Start of Information shown

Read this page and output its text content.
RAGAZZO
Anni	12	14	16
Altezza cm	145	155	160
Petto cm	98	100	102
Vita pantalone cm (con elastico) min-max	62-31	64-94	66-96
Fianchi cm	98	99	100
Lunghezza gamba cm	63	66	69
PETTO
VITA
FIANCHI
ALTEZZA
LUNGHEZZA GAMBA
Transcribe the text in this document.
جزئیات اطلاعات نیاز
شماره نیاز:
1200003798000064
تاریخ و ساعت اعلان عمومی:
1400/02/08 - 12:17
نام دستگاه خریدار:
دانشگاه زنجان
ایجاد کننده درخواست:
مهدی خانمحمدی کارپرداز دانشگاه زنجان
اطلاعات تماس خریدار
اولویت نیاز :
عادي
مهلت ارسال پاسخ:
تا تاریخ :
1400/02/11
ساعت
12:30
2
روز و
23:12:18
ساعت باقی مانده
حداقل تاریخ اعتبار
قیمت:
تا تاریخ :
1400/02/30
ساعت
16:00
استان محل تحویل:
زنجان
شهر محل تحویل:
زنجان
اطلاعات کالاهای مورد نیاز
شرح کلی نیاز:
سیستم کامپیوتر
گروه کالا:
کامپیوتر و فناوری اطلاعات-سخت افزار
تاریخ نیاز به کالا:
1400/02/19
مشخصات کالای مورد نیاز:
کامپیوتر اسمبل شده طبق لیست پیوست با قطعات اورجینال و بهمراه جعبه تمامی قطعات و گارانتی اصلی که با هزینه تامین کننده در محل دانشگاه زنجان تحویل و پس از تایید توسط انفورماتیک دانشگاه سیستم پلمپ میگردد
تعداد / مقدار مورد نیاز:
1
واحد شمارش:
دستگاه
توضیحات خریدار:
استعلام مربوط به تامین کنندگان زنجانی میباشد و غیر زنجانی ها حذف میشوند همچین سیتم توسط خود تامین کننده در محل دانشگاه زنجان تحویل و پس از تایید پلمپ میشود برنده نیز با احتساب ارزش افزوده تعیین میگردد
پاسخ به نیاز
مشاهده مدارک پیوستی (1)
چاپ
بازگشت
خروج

End of Information shown

§ **Problem requirements**:
Quote exactly what appears from the line containing "Transcribe the text in this document." through the final line of the listing above, including both of those lines.

§ **Written answer**:
Transcribe the text in this document.
جزئیات اطلاعات نیاز
شماره نیاز:
1200003798000064
تاریخ و ساعت اعلان عمومی:
1400/02/08 - 12:17
نام دستگاه خریدار:
دانشگاه زنجان
ایجاد کننده درخواست:
مهدی خانمحمدی کارپرداز دانشگاه زنجان
اطلاعات تماس خریدار
اولویت نیاز :
عادي
مهلت ارسال پاسخ:
تا تاریخ :
1400/02/11
ساعت
12:30
2
روز و
23:12:18
ساعت باقی مانده
حداقل تاریخ اعتبار
قیمت:
تا تاریخ :
1400/02/30
ساعت
16:00
استان محل تحویل:
زنجان
شهر محل تحویل:
زنجان
اطلاعات کالاهای مورد نیاز
شرح کلی نیاز:
سیستم کامپیوتر
گروه کالا:
کامپیوتر و فناوری اطلاعات-سخت افزار
تاریخ نیاز به کالا:
1400/02/19
مشخصات کالای مورد نیاز:
کامپیوتر اسمبل شده طبق لیست پیوست با قطعات اورجینال و بهمراه جعبه تمامی قطعات و گارانتی اصلی که با هزینه تامین کننده در محل دانشگاه زنجان تحویل و پس از تایید توسط انفورماتیک دانشگاه سیستم پلمپ میگردد
تعداد / مقدار مورد نیاز:
1
واحد شمارش:
دستگاه
توضیحات خریدار:
استعلام مربوط به تامین کنندگان زنجانی میباشد و غیر زنجانی ها حذف میشوند همچین سیتم توسط خود تامین کننده در محل دانشگاه زنجان تحویل و پس از تایید پلمپ میشود برنده نیز با احتساب ارزش افزوده تعیین میگردد
پاسخ به نیاز
مشاهده مدارک پیوستی (1)
چاپ
بازگشت
خروج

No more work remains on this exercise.